YOUR GOAL:
Copy the lines below word for word, starting with the line that contains "legend-label: Dy@ZnO [458,73,518,89]" and going on through the line that contains "localize all elements.".

INFORMATION SUPPLIED:
⟨

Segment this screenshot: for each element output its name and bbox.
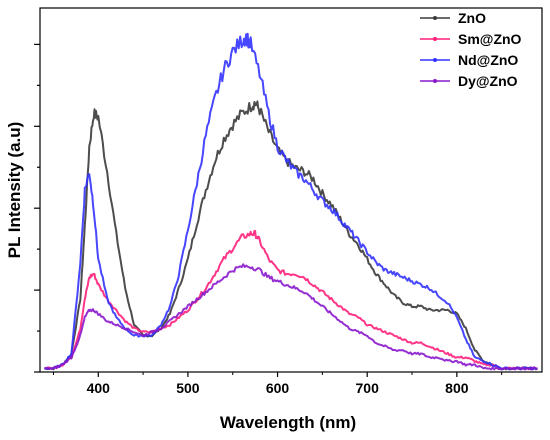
legend-label: Dy@ZnO [458,73,518,89]
y-axis [34,43,40,373]
x-tick-label: 700 [356,380,380,396]
legend-marker [433,58,437,62]
legend-marker [433,37,437,41]
x-axis-title: Wavelength (nm) [220,413,356,432]
legend: ZnO Sm@ZnO Nd@ZnO Dy@ZnO [420,10,522,89]
series-line-sm-zno [44,229,538,371]
x-tick-label: 400 [87,380,111,396]
plot-frame [39,7,543,373]
series-layer [44,32,539,371]
series-line-zno [44,100,539,371]
legend-label: Nd@ZnO [458,52,518,68]
y-axis-title: PL Intensity (a.u) [5,122,24,259]
series-line-nd-zno [44,32,538,371]
legend-label: Sm@ZnO [458,31,522,47]
x-tick-label: 600 [266,380,290,396]
legend-marker [433,16,437,20]
x-axis: 400 500 600 700 800 [52,372,503,396]
x-tick-label: 800 [445,380,469,396]
x-tick-label: 500 [176,380,200,396]
legend-marker [433,79,437,83]
series-line-dy-zno [44,263,538,371]
legend-label: ZnO [458,10,486,26]
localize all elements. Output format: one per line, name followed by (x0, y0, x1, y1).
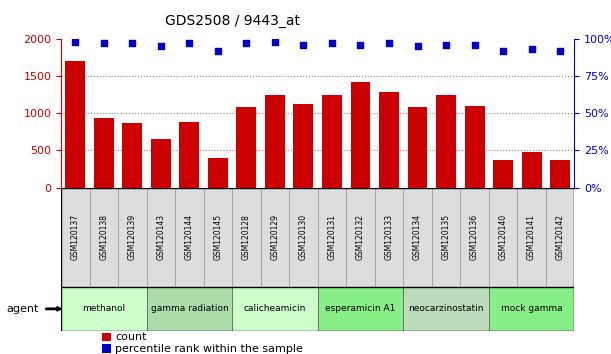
Point (498, 48, 508, 54)
Bar (289, 188, 318, 287)
Text: GSM120131: GSM120131 (327, 214, 337, 260)
Text: GSM120143: GSM120143 (156, 214, 166, 260)
Text: GSM120142: GSM120142 (555, 214, 565, 260)
Bar (102, 333, 111, 341)
Bar (493, 160, 513, 188)
Text: GSM120133: GSM120133 (384, 214, 393, 260)
Text: GSM120136: GSM120136 (470, 214, 479, 260)
Point (384, 41, 394, 46)
Bar (436, 96, 456, 188)
Text: calicheamicin: calicheamicin (244, 304, 306, 313)
Bar (118, 188, 147, 287)
Text: percentile rank within the sample: percentile rank within the sample (115, 344, 303, 354)
Bar (175, 188, 203, 287)
Bar (379, 92, 399, 188)
Bar (208, 158, 228, 188)
Bar (522, 152, 541, 188)
Text: GSM120129: GSM120129 (271, 214, 279, 260)
Bar (151, 138, 171, 188)
Point (412, 44, 422, 49)
Text: GSM120137: GSM120137 (71, 214, 80, 260)
Point (99, 41, 109, 46)
Text: GSM120140: GSM120140 (499, 214, 508, 260)
Point (213, 48, 223, 54)
Bar (375, 188, 403, 287)
Bar (432, 188, 460, 287)
Point (70, 39, 80, 45)
Bar (351, 82, 370, 188)
Point (185, 41, 194, 46)
Bar (550, 160, 570, 188)
Bar (346, 188, 375, 287)
Bar (102, 344, 111, 353)
Text: gamma radiation: gamma radiation (150, 304, 229, 313)
Text: neocarzinostatin: neocarzinostatin (408, 304, 484, 313)
Bar (122, 123, 142, 188)
Text: esperamicin A1: esperamicin A1 (325, 304, 396, 313)
Bar (489, 188, 518, 287)
Text: GSM120134: GSM120134 (413, 214, 422, 260)
Bar (403, 188, 432, 287)
Bar (464, 106, 485, 188)
Text: GSM120130: GSM120130 (299, 214, 308, 260)
Bar (147, 287, 232, 331)
Bar (408, 107, 428, 188)
Bar (261, 188, 289, 287)
Text: GSM120128: GSM120128 (242, 214, 251, 260)
Bar (318, 287, 403, 331)
Bar (265, 96, 285, 188)
Bar (518, 188, 546, 287)
Bar (203, 188, 232, 287)
Bar (322, 95, 342, 188)
Bar (65, 61, 86, 188)
Text: GSM120145: GSM120145 (213, 214, 222, 260)
Point (356, 42, 365, 48)
Point (156, 44, 166, 49)
Text: count: count (115, 332, 147, 342)
Point (299, 42, 309, 48)
Point (527, 46, 536, 52)
Bar (546, 188, 574, 287)
Point (270, 39, 280, 45)
Bar (293, 104, 313, 188)
Bar (61, 287, 147, 331)
Bar (318, 188, 346, 287)
Text: agent: agent (6, 304, 38, 314)
Text: GSM120144: GSM120144 (185, 214, 194, 260)
Bar (180, 122, 199, 188)
Text: GDS2508 / 9443_at: GDS2508 / 9443_at (165, 14, 299, 28)
Text: GSM120139: GSM120139 (128, 214, 137, 260)
Bar (489, 287, 574, 331)
Text: GSM120138: GSM120138 (100, 214, 108, 260)
Point (470, 42, 480, 48)
Bar (147, 188, 175, 287)
Point (128, 41, 137, 46)
Point (241, 41, 251, 46)
Point (327, 41, 337, 46)
Text: GSM120132: GSM120132 (356, 214, 365, 260)
Bar (460, 188, 489, 287)
Bar (90, 188, 118, 287)
Point (441, 42, 451, 48)
Bar (232, 188, 261, 287)
Point (555, 48, 565, 54)
Text: GSM120141: GSM120141 (527, 214, 536, 260)
Bar (403, 287, 489, 331)
Text: GSM120135: GSM120135 (442, 214, 450, 260)
Bar (94, 118, 114, 188)
Bar (236, 107, 257, 188)
Text: mock gamma: mock gamma (501, 304, 562, 313)
Bar (232, 287, 318, 331)
Text: methanol: methanol (82, 304, 125, 313)
Bar (61, 188, 90, 287)
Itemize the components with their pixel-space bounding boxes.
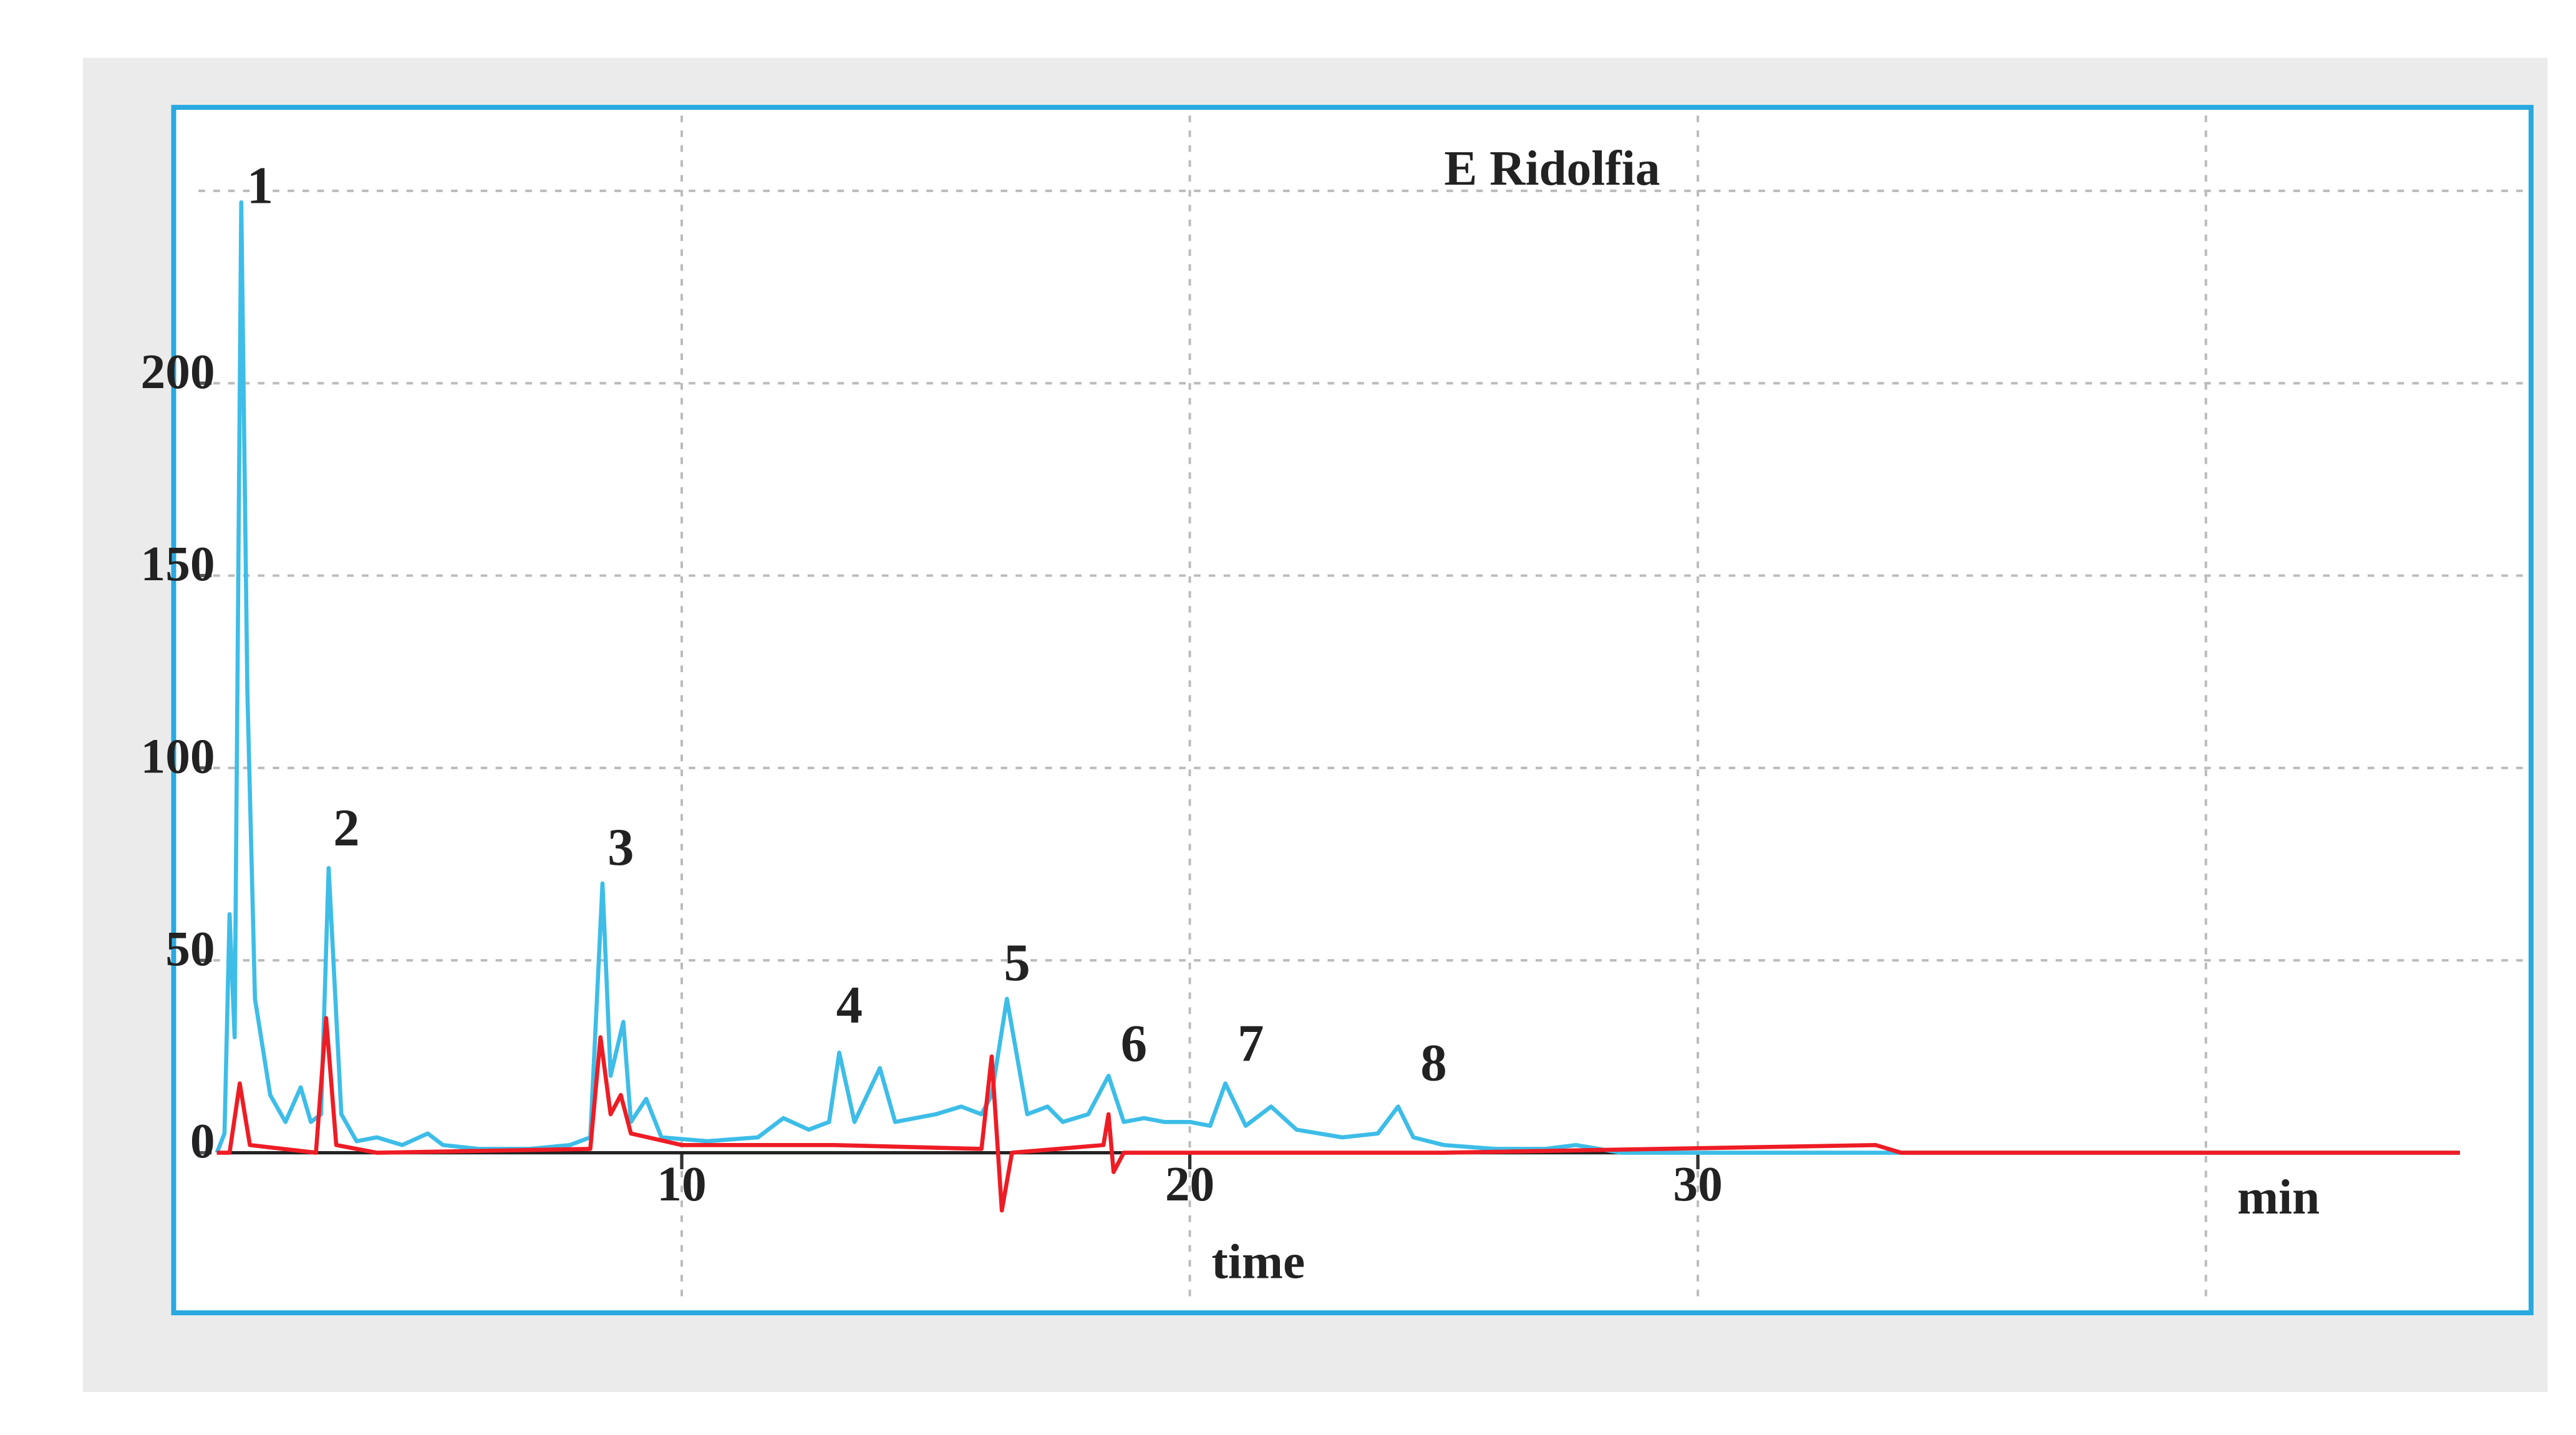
x-tick-label: 10: [657, 1157, 706, 1212]
y-tick-label: 200: [141, 344, 215, 399]
chart-title: E Ridolfia: [1444, 141, 1660, 196]
peak-label: 8: [1420, 1034, 1446, 1092]
peak-label: 3: [608, 819, 634, 877]
peak-label: 4: [836, 976, 863, 1034]
peak-label: 7: [1237, 1015, 1264, 1073]
series-line: [215, 200, 2460, 1155]
series-line: [216, 1016, 2460, 1213]
x-axis-label: time: [1211, 1234, 1305, 1289]
peak-label: 6: [1121, 1015, 1147, 1073]
y-tick-label: 100: [141, 729, 215, 784]
y-tick-label: 150: [141, 537, 215, 591]
y-tick-label: 0: [190, 1114, 215, 1169]
x-tick-label: 20: [1165, 1157, 1214, 1212]
y-tick-label: 50: [165, 922, 215, 976]
peak-label: 2: [333, 799, 359, 857]
peak-label: 1: [247, 157, 273, 215]
x-axis-unit: min: [2237, 1170, 2320, 1225]
plot-frame: [171, 105, 2534, 1316]
plot-area: 0 50 100 150 200 10 20 30 1 2 3 4 5 6 7 8: [141, 115, 2523, 1305]
x-tick-label: 30: [1673, 1157, 1722, 1212]
peak-label: 5: [1004, 934, 1030, 992]
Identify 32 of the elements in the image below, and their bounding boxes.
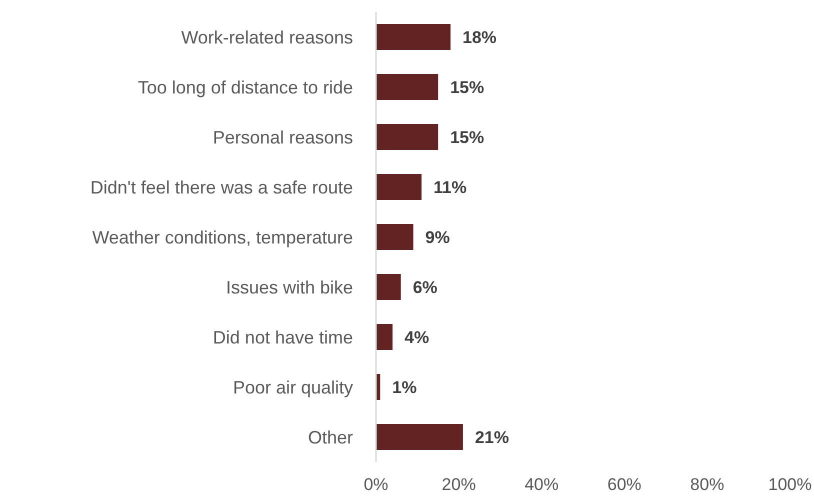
- data-label: 15%: [450, 78, 484, 97]
- y-tick-label: Personal reasons: [212, 127, 353, 148]
- y-tick-label: Didn't feel there was a safe route: [90, 177, 353, 198]
- bar: [376, 24, 451, 50]
- x-tick-label: 80%: [690, 475, 724, 494]
- bar: [376, 74, 438, 100]
- bar: [376, 274, 401, 300]
- data-label: 4%: [404, 328, 430, 347]
- x-tick-label: 0%: [364, 475, 388, 494]
- y-tick-label: Issues with bike: [226, 277, 353, 298]
- y-tick-label: Poor air quality: [232, 377, 353, 398]
- bar: [376, 424, 463, 450]
- bar: [376, 174, 422, 200]
- y-tick-label: Other: [308, 427, 353, 448]
- x-tick-label: 60%: [607, 475, 642, 494]
- y-tick-label: Weather conditions, temperature: [92, 227, 353, 248]
- data-label: 15%: [450, 128, 484, 147]
- y-tick-label: Work-related reasons: [181, 27, 353, 48]
- bar: [376, 324, 393, 350]
- data-label: 9%: [425, 228, 450, 247]
- y-tick-label: Too long of distance to ride: [138, 77, 353, 98]
- data-label: 1%: [392, 378, 417, 397]
- y-tick-label: Did not have time: [212, 327, 353, 348]
- bar: [376, 224, 414, 250]
- data-label: 18%: [462, 28, 497, 47]
- data-label: 21%: [474, 428, 509, 447]
- data-label: 11%: [434, 178, 467, 197]
- data-label: 6%: [412, 278, 438, 297]
- x-tick-label: 20%: [442, 475, 476, 494]
- x-tick-label: 40%: [524, 475, 559, 494]
- x-tick-label: 100%: [768, 475, 812, 494]
- bar: [376, 124, 438, 150]
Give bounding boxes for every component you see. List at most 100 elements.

⟩

OUTPUT OF THE EXERCISE:
legend-label: Dy@ZnO [458,73,518,89]
y-axis [34,43,40,373]
x-tick-label: 700 [356,380,380,396]
legend-marker [433,58,437,62]
legend-marker [433,37,437,41]
x-axis-title: Wavelength (nm) [220,413,356,432]
legend: ZnO Sm@ZnO Nd@ZnO Dy@ZnO [420,10,522,89]
series-line-sm-zno [44,229,538,371]
x-tick-label: 400 [87,380,111,396]
plot-frame [39,7,543,373]
series-layer [44,32,539,371]
series-line-zno [44,100,539,371]
legend-label: Nd@ZnO [458,52,518,68]
y-axis-title: PL Intensity (a.u) [5,122,24,259]
series-line-nd-zno [44,32,538,371]
legend-label: Sm@ZnO [458,31,522,47]
x-tick-label: 600 [266,380,290,396]
legend-marker [433,16,437,20]
x-axis: 400 500 600 700 800 [52,372,503,396]
x-tick-label: 800 [445,380,469,396]
x-tick-label: 500 [176,380,200,396]
legend-marker [433,79,437,83]
series-line-dy-zno [44,263,538,371]
legend-label: ZnO [458,10,486,26]
localize all elements. Output format: one per line, name followed by (x0, y0, x1, y1).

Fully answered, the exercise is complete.